= Stated exercise =
Write the material out again in full, word for word. Do not include the pictures.

= Extracted records =
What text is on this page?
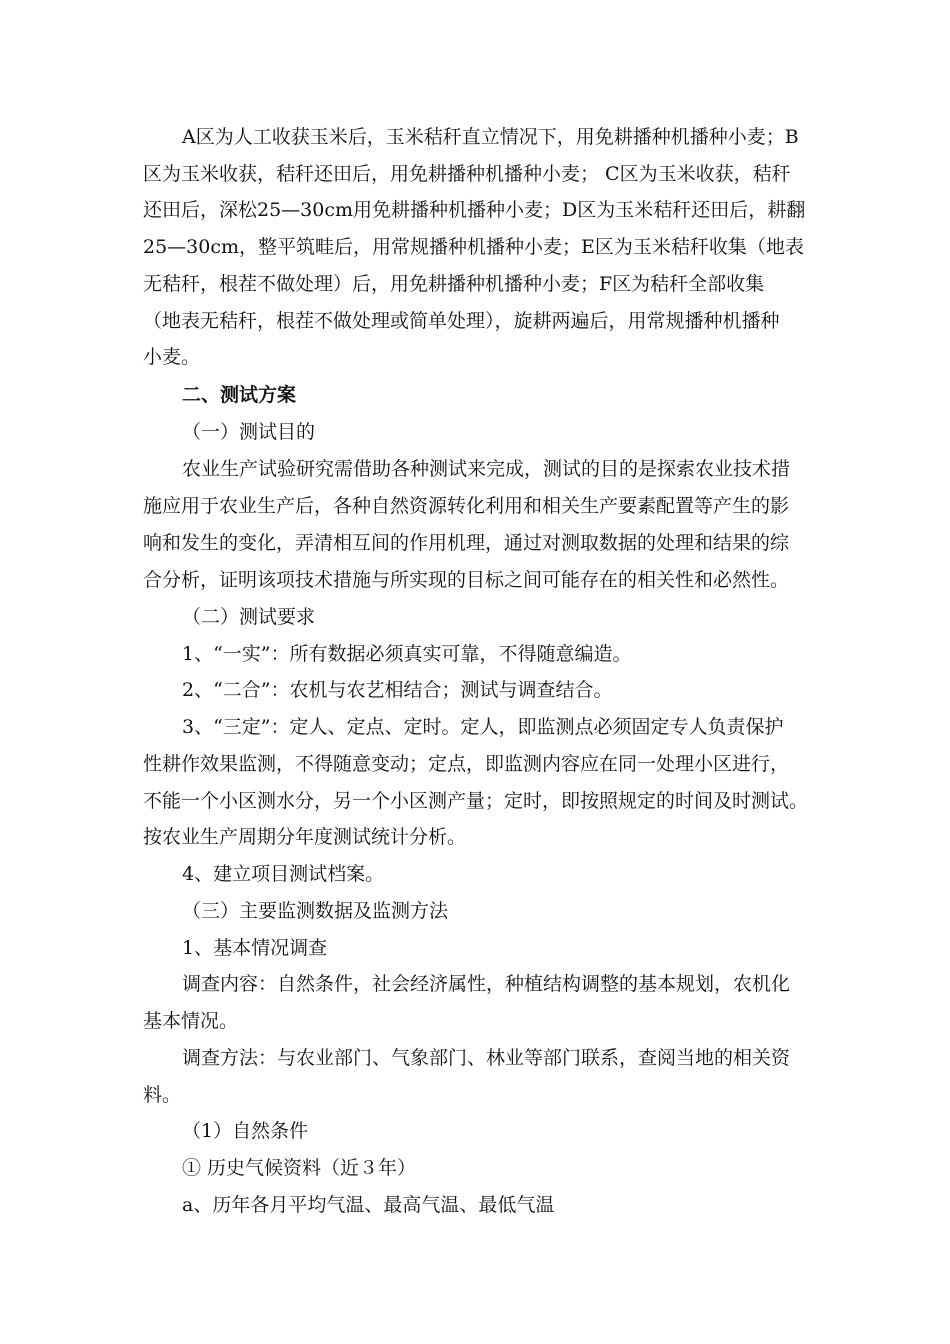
A区为人工收获玉米后，玉米秸秆直立情况下，用免耕播种机播种小麦；B
区为玉米收获，秸秆还田后，用免耕播种机播种小麦； C区为玉米收获，秸秆
还田后，深松25—30cm用免耕播种机播种小麦；D区为玉米秸秆还田后，耕翻
25—30cm，整平筑畦后，用常规播种机播种小麦；E区为玉米秸秆收集（地表
无秸秆，根茬不做处理）后，用免耕播种机播种小麦；F区为秸秆全部收集
（地表无秸秆，根茬不做处理或简单处理），旋耕两遍后，用常规播种机播种
小麦。
二、测试方案
（一）测试目的
农业生产试验研究需借助各种测试来完成，测试的目的是探索农业技术措
施应用于农业生产后，各种自然资源转化利用和相关生产要素配置等产生的影
响和发生的变化，弄清相互间的作用机理，通过对测取数据的处理和结果的综
合分析，证明该项技术措施与所实现的目标之间可能存在的相关性和必然性。
（二）测试要求
1、“一实”：所有数据必须真实可靠，不得随意编造。
2、“二合”：农机与农艺相结合；测试与调查结合。
3、“三定”：定人、定点、定时。定人，即监测点必须固定专人负责保护
性耕作效果监测，不得随意变动；定点，即监测内容应在同一处理小区进行，
不能一个小区测水分，另一个小区测产量；定时，即按照规定的时间及时测试。
按农业生产周期分年度测试统计分析。
4、建立项目测试档案。
（三）主要监测数据及监测方法
1、基本情况调查
调查内容：自然条件，社会经济属性，种植结构调整的基本规划，农机化
基本情况。
调查方法：与农业部门、气象部门、林业等部门联系，查阅当地的相关资
料。
（1）自然条件
① 历史气候资料（近３年）
a、历年各月平均气温、最高气温、最低气温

= Problem solution =
What text is on this page?
A区为人工收获玉米后，玉米秸秆直立情况下，用免耕播种机播种小麦；B
区为玉米收获，秸秆还田后，用免耕播种机播种小麦； C区为玉米收获，秸秆
还田后，深松25—30cm用免耕播种机播种小麦；D区为玉米秸秆还田后，耕翻
25—30cm，整平筑畦后，用常规播种机播种小麦；E区为玉米秸秆收集（地表
无秸秆，根茬不做处理）后，用免耕播种机播种小麦；F区为秸秆全部收集
（地表无秸秆，根茬不做处理或简单处理），旋耕两遍后，用常规播种机播种
小麦。
二、测试方案
（一）测试目的
农业生产试验研究需借助各种测试来完成，测试的目的是探索农业技术措
施应用于农业生产后，各种自然资源转化利用和相关生产要素配置等产生的影
响和发生的变化，弄清相互间的作用机理，通过对测取数据的处理和结果的综
合分析，证明该项技术措施与所实现的目标之间可能存在的相关性和必然性。
（二）测试要求
1、“一实”：所有数据必须真实可靠，不得随意编造。
2、“二合”：农机与农艺相结合；测试与调查结合。
3、“三定”：定人、定点、定时。定人，即监测点必须固定专人负责保护
性耕作效果监测，不得随意变动；定点，即监测内容应在同一处理小区进行，
不能一个小区测水分，另一个小区测产量；定时，即按照规定的时间及时测试。
按农业生产周期分年度测试统计分析。
4、建立项目测试档案。
（三）主要监测数据及监测方法
1、基本情况调查
调查内容：自然条件，社会经济属性，种植结构调整的基本规划，农机化
基本情况。
调查方法：与农业部门、气象部门、林业等部门联系，查阅当地的相关资
料。
（1）自然条件
① 历史气候资料（近３年）
a、历年各月平均气温、最高气温、最低气温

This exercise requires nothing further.